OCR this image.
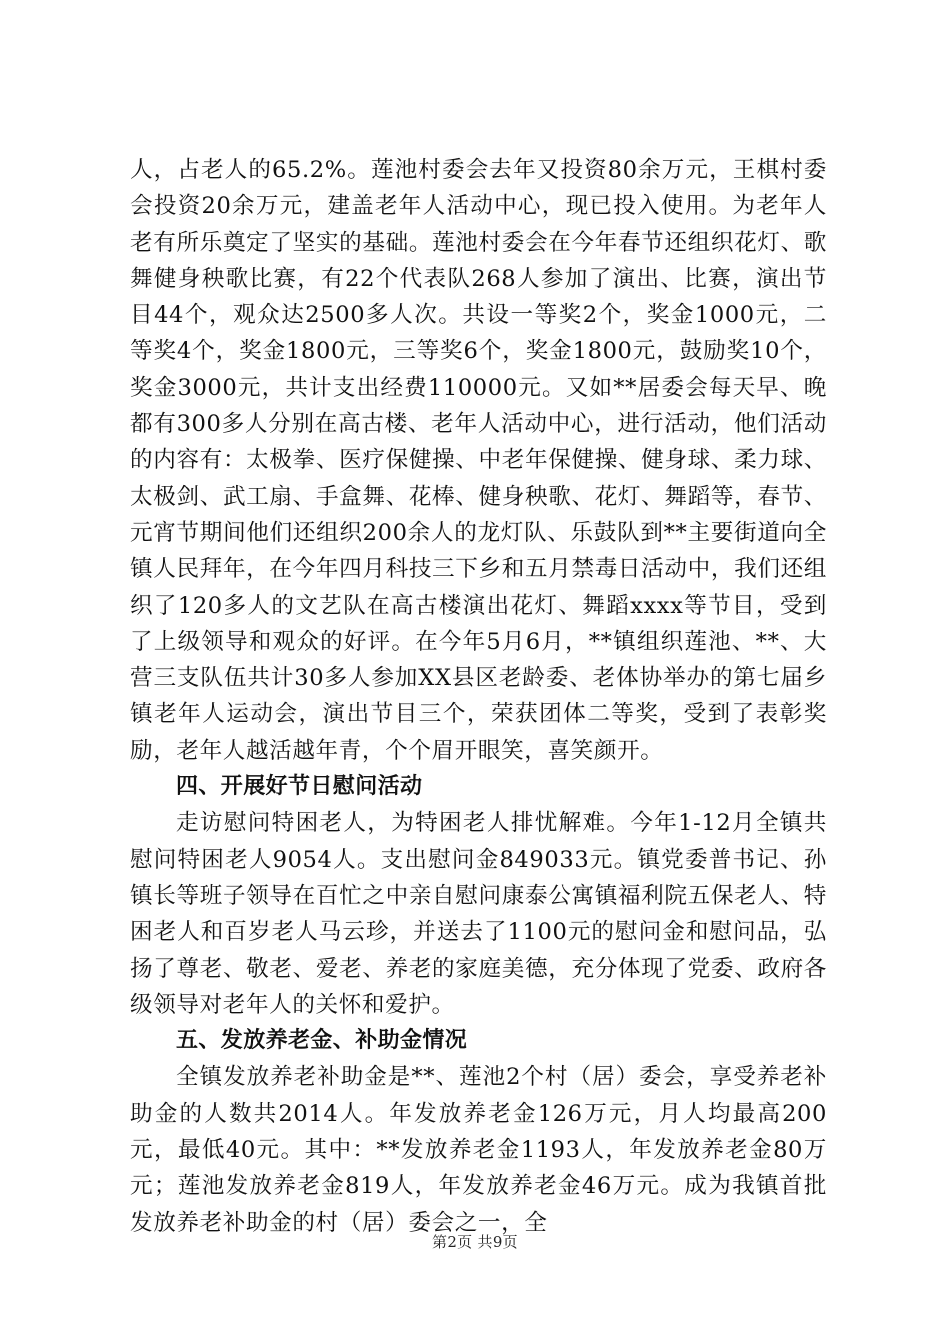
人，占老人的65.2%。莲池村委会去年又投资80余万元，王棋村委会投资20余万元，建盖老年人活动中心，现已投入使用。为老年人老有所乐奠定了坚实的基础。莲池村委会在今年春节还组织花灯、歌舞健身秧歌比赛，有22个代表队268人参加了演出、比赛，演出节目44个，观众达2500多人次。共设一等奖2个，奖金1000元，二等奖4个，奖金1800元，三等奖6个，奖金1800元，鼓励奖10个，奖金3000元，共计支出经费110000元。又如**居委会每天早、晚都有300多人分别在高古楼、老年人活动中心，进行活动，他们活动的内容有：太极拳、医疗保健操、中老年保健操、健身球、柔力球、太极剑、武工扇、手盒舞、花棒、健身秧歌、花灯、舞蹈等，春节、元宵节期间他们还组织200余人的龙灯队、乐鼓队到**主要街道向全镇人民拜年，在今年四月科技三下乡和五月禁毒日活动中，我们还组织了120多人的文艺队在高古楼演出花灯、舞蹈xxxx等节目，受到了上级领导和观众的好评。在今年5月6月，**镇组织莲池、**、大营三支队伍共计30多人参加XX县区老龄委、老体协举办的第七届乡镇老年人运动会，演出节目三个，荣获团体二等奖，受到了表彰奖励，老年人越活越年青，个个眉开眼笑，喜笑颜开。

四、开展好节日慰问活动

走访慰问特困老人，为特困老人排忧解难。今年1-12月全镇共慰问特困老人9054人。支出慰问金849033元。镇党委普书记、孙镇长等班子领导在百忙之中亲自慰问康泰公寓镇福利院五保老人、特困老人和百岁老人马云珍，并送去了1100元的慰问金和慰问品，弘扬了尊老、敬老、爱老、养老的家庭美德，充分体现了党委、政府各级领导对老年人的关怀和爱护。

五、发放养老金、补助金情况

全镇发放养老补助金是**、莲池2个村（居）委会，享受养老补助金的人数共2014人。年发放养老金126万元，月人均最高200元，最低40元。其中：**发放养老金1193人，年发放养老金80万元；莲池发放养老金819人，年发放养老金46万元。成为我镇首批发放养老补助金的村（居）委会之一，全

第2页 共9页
________________________________________
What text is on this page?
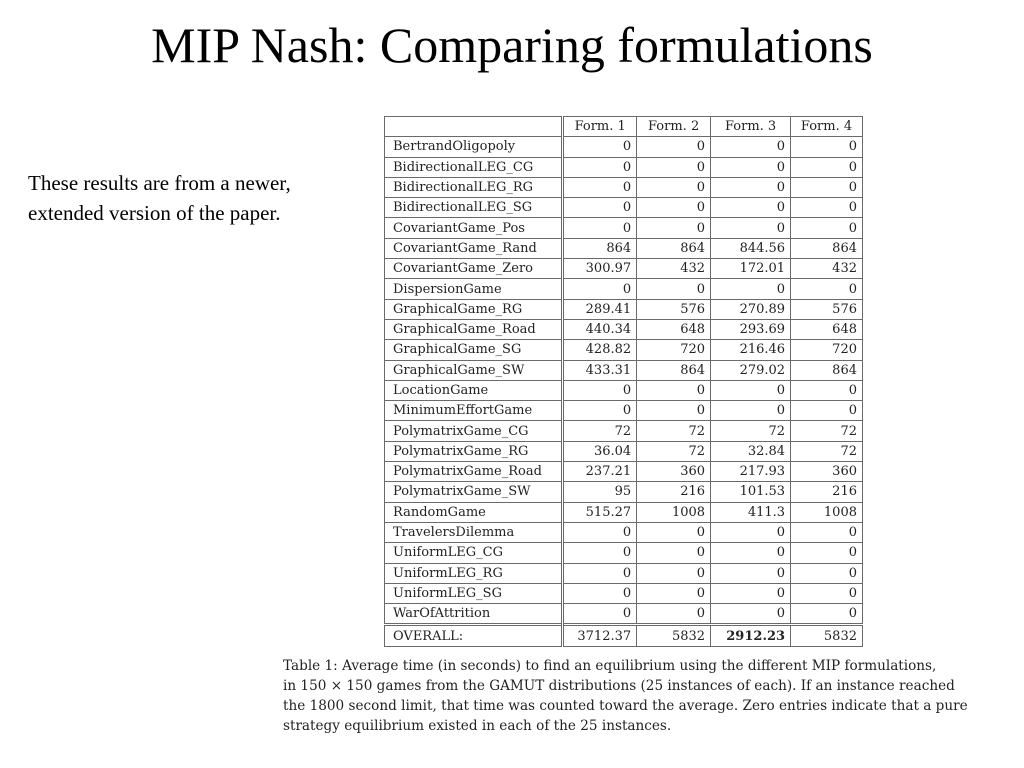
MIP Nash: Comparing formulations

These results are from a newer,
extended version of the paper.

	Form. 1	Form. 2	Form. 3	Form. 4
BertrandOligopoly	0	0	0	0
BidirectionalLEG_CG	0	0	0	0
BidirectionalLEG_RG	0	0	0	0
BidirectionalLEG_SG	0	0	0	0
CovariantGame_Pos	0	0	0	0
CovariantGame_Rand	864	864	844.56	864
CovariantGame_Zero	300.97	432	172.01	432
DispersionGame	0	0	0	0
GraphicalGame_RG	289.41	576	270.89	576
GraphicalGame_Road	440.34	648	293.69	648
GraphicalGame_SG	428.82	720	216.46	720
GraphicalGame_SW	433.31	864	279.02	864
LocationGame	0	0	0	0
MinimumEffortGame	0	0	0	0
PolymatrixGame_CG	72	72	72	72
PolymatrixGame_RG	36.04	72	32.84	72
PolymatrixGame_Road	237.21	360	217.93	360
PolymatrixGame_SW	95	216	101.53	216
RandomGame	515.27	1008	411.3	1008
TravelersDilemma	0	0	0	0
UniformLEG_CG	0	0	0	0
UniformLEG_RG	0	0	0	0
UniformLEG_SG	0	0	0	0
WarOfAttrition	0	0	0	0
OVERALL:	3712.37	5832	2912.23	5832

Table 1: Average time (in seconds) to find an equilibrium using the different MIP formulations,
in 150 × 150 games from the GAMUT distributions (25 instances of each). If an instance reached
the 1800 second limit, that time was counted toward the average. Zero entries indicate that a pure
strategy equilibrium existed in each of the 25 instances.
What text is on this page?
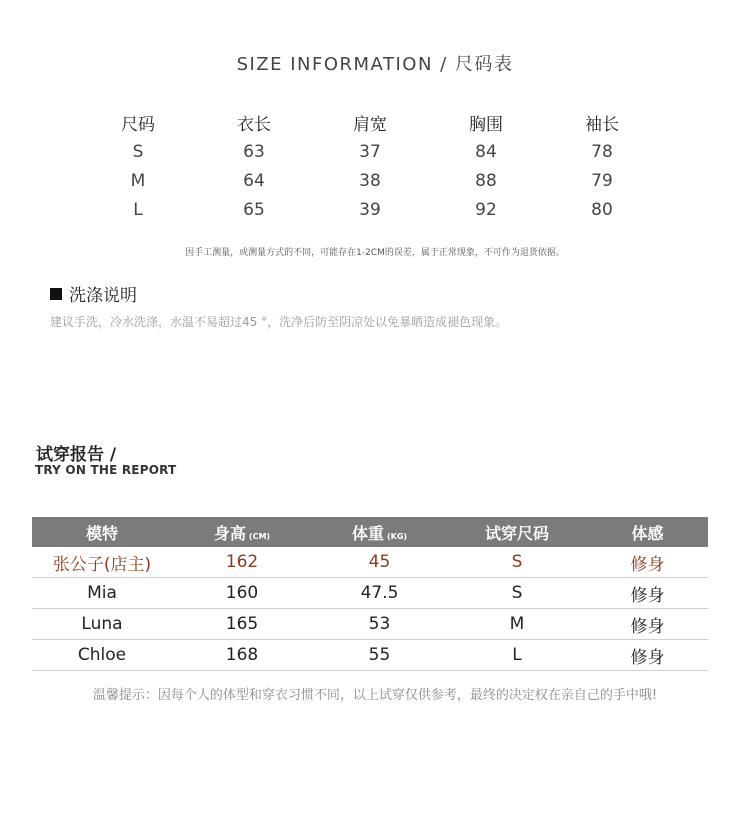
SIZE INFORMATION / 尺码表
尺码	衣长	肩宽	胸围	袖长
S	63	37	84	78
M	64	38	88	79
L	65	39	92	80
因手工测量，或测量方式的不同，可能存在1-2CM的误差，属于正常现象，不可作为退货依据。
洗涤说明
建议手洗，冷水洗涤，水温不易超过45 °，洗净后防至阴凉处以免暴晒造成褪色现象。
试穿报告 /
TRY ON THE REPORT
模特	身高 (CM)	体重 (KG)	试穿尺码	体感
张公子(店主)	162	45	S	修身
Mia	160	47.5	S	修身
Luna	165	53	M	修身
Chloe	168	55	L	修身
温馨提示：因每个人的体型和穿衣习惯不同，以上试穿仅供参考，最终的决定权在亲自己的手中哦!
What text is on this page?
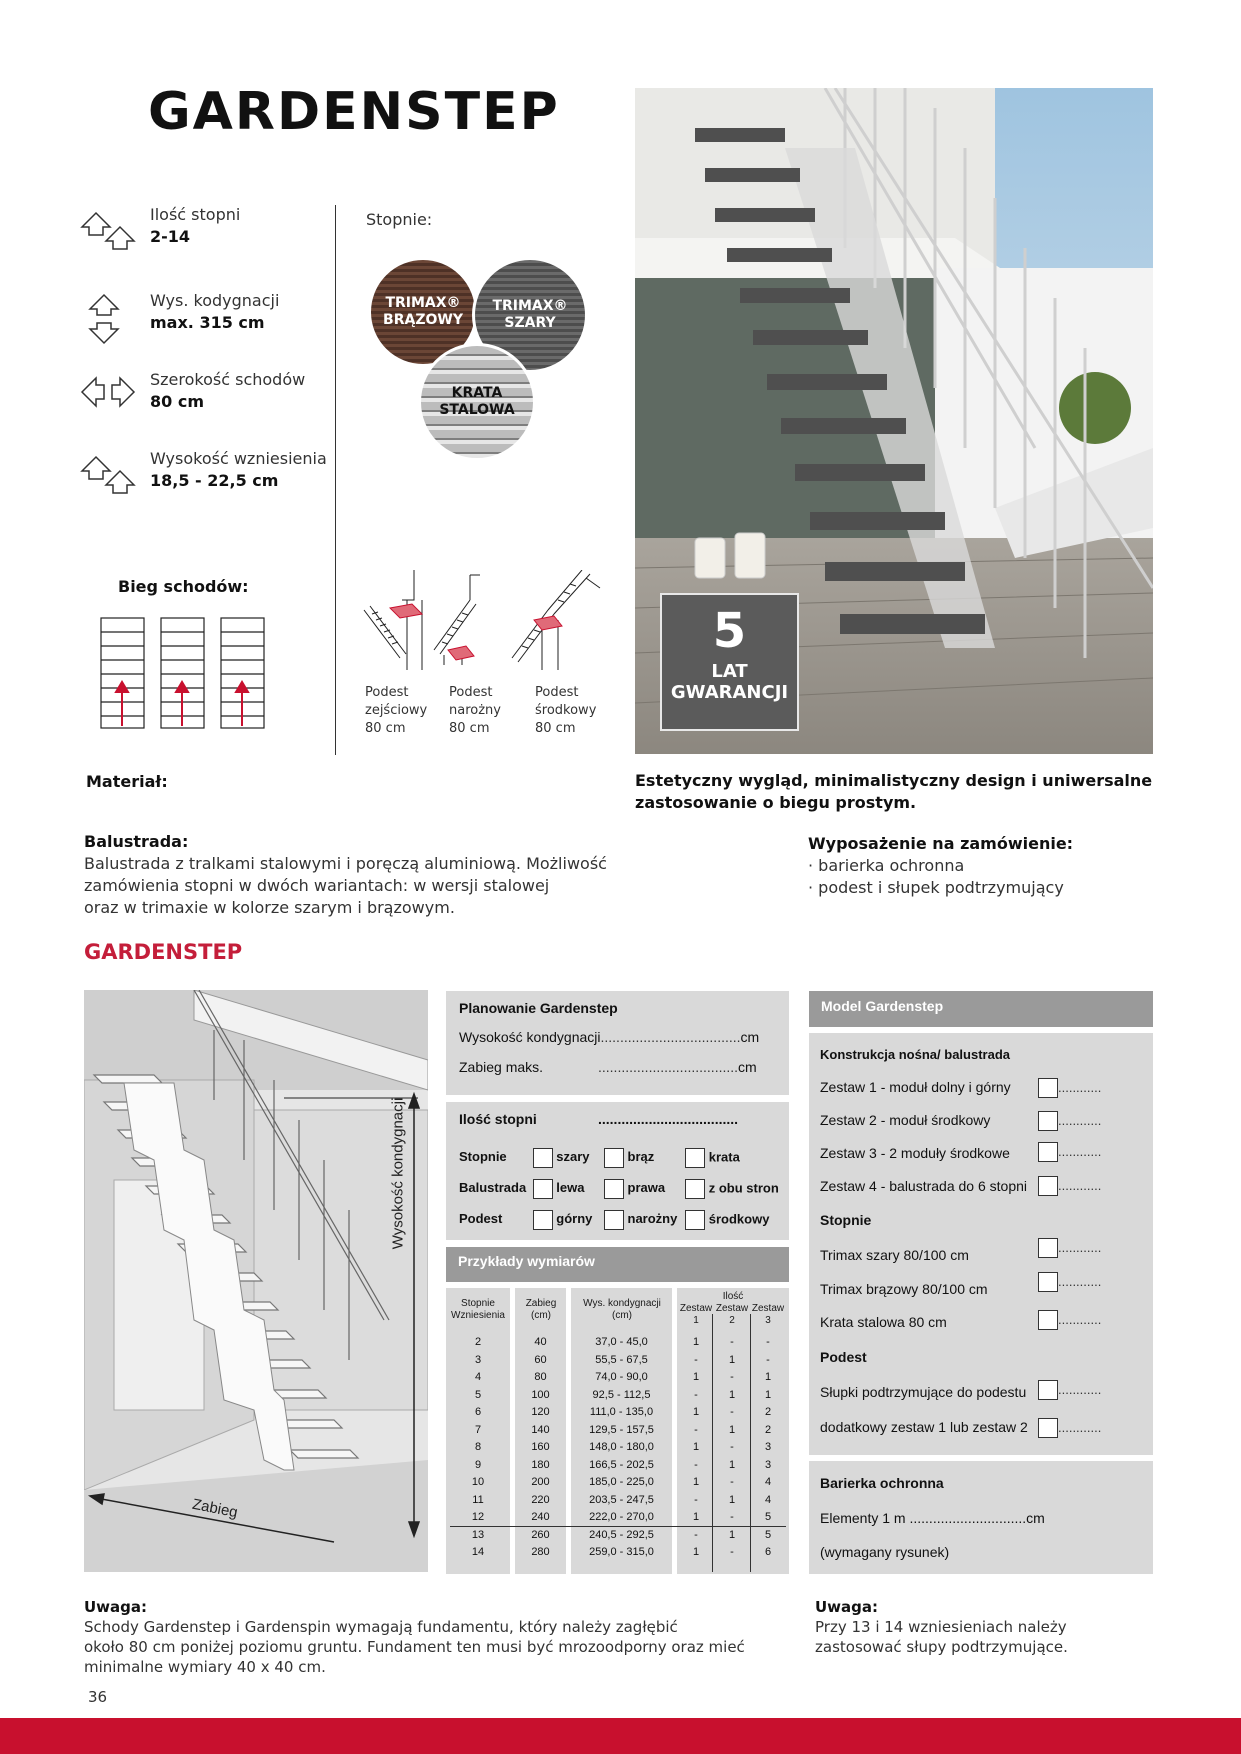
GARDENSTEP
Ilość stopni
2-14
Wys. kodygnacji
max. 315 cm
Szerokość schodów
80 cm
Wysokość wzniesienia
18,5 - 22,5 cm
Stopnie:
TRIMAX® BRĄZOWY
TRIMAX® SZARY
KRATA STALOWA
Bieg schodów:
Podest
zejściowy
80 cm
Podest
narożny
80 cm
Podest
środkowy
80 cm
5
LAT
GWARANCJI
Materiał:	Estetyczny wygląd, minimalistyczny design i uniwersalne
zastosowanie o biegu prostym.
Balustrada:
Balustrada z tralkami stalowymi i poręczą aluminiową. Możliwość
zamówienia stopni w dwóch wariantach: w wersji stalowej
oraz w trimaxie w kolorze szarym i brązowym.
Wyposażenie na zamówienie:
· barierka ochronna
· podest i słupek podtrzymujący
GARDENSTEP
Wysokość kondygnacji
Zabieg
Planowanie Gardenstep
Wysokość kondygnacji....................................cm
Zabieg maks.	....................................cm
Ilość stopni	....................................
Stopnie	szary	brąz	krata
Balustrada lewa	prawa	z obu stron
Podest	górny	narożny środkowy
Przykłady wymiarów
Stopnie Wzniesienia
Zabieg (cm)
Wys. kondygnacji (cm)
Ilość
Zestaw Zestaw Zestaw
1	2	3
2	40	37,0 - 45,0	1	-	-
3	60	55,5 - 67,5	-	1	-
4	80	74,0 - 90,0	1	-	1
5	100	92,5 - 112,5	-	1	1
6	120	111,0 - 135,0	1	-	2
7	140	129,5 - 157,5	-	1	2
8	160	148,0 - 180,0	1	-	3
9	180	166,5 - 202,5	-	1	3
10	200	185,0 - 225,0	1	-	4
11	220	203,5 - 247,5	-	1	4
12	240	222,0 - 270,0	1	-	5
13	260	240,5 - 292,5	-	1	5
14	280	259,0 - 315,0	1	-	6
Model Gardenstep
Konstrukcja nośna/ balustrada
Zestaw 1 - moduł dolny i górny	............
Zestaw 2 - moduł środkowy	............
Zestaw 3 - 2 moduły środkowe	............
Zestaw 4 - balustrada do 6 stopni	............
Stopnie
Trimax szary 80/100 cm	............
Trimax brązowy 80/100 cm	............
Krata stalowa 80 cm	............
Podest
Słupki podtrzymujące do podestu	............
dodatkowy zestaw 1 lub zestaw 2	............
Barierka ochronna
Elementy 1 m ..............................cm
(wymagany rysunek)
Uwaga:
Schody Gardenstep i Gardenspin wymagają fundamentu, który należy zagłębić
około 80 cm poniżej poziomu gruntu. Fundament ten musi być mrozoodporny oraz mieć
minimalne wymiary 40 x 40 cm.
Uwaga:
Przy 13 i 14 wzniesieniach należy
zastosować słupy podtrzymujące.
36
________________________________________
**The task**
Answer with a single number: the count of lines holding the word "narożny".

**Written answer**
2